→ Task requirements: Go through the listing and set it down exactly, leaving out its pictures.

→ Provided records:
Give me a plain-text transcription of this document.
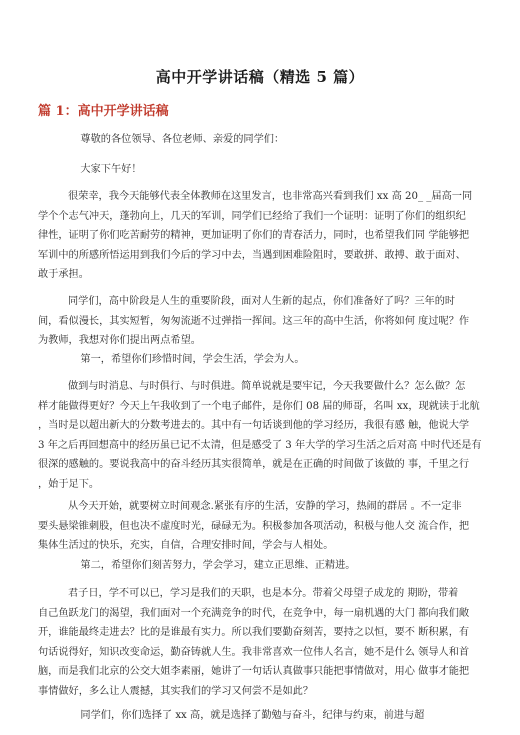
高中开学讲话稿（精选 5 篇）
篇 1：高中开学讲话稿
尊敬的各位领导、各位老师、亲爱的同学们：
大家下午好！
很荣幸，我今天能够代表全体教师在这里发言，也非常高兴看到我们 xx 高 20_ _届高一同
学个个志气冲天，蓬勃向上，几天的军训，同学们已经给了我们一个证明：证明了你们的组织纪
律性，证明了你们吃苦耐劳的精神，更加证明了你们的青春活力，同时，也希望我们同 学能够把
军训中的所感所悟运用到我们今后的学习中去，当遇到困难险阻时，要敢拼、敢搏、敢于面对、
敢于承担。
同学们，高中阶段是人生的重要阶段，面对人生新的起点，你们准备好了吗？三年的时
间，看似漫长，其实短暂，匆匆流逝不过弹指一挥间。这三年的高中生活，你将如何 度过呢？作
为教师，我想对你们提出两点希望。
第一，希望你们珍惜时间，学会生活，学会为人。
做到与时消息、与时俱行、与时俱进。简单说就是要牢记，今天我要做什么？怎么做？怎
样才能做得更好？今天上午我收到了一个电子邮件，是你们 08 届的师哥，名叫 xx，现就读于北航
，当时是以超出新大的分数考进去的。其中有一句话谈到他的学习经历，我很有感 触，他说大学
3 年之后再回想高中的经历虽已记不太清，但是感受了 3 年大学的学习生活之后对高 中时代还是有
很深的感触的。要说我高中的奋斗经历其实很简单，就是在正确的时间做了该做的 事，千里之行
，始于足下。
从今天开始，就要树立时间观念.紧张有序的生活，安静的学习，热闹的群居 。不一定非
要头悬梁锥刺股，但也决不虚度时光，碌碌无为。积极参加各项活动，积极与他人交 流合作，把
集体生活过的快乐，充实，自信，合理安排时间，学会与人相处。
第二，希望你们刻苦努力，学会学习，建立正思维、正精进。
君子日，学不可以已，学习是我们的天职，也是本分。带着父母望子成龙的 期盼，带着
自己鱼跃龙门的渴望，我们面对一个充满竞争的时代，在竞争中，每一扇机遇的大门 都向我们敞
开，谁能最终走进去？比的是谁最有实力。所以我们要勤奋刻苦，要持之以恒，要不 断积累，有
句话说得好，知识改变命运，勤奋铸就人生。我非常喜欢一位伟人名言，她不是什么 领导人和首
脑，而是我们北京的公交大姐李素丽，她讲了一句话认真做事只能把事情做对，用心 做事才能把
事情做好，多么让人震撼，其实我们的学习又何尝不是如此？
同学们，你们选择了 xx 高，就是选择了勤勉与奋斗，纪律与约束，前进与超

→ Result of this exercise:
Give me a plain-text transcription of this document.
高中开学讲话稿（精选 5 篇）
篇 1：高中开学讲话稿
尊敬的各位领导、各位老师、亲爱的同学们：
大家下午好！
很荣幸，我今天能够代表全体教师在这里发言，也非常高兴看到我们 xx 高 20_ _届高一同
学个个志气冲天，蓬勃向上，几天的军训，同学们已经给了我们一个证明：证明了你们的组织纪
律性，证明了你们吃苦耐劳的精神，更加证明了你们的青春活力，同时，也希望我们同 学能够把
军训中的所感所悟运用到我们今后的学习中去，当遇到困难险阻时，要敢拼、敢搏、敢于面对、
敢于承担。
同学们，高中阶段是人生的重要阶段，面对人生新的起点，你们准备好了吗？三年的时
间，看似漫长，其实短暂，匆匆流逝不过弹指一挥间。这三年的高中生活，你将如何 度过呢？作
为教师，我想对你们提出两点希望。
第一，希望你们珍惜时间，学会生活，学会为人。
做到与时消息、与时俱行、与时俱进。简单说就是要牢记，今天我要做什么？怎么做？怎
样才能做得更好？今天上午我收到了一个电子邮件，是你们 08 届的师哥，名叫 xx，现就读于北航
，当时是以超出新大的分数考进去的。其中有一句话谈到他的学习经历，我很有感 触，他说大学
3 年之后再回想高中的经历虽已记不太清，但是感受了 3 年大学的学习生活之后对高 中时代还是有
很深的感触的。要说我高中的奋斗经历其实很简单，就是在正确的时间做了该做的 事，千里之行
，始于足下。
从今天开始，就要树立时间观念.紧张有序的生活，安静的学习，热闹的群居 。不一定非
要头悬梁锥刺股，但也决不虚度时光，碌碌无为。积极参加各项活动，积极与他人交 流合作，把
集体生活过的快乐，充实，自信，合理安排时间，学会与人相处。
第二，希望你们刻苦努力，学会学习，建立正思维、正精进。
君子日，学不可以已，学习是我们的天职，也是本分。带着父母望子成龙的 期盼，带着
自己鱼跃龙门的渴望，我们面对一个充满竞争的时代，在竞争中，每一扇机遇的大门 都向我们敞
开，谁能最终走进去？比的是谁最有实力。所以我们要勤奋刻苦，要持之以恒，要不 断积累，有
句话说得好，知识改变命运，勤奋铸就人生。我非常喜欢一位伟人名言，她不是什么 领导人和首
脑，而是我们北京的公交大姐李素丽，她讲了一句话认真做事只能把事情做对，用心 做事才能把
事情做好，多么让人震撼，其实我们的学习又何尝不是如此？
同学们，你们选择了 xx 高，就是选择了勤勉与奋斗，纪律与约束，前进与超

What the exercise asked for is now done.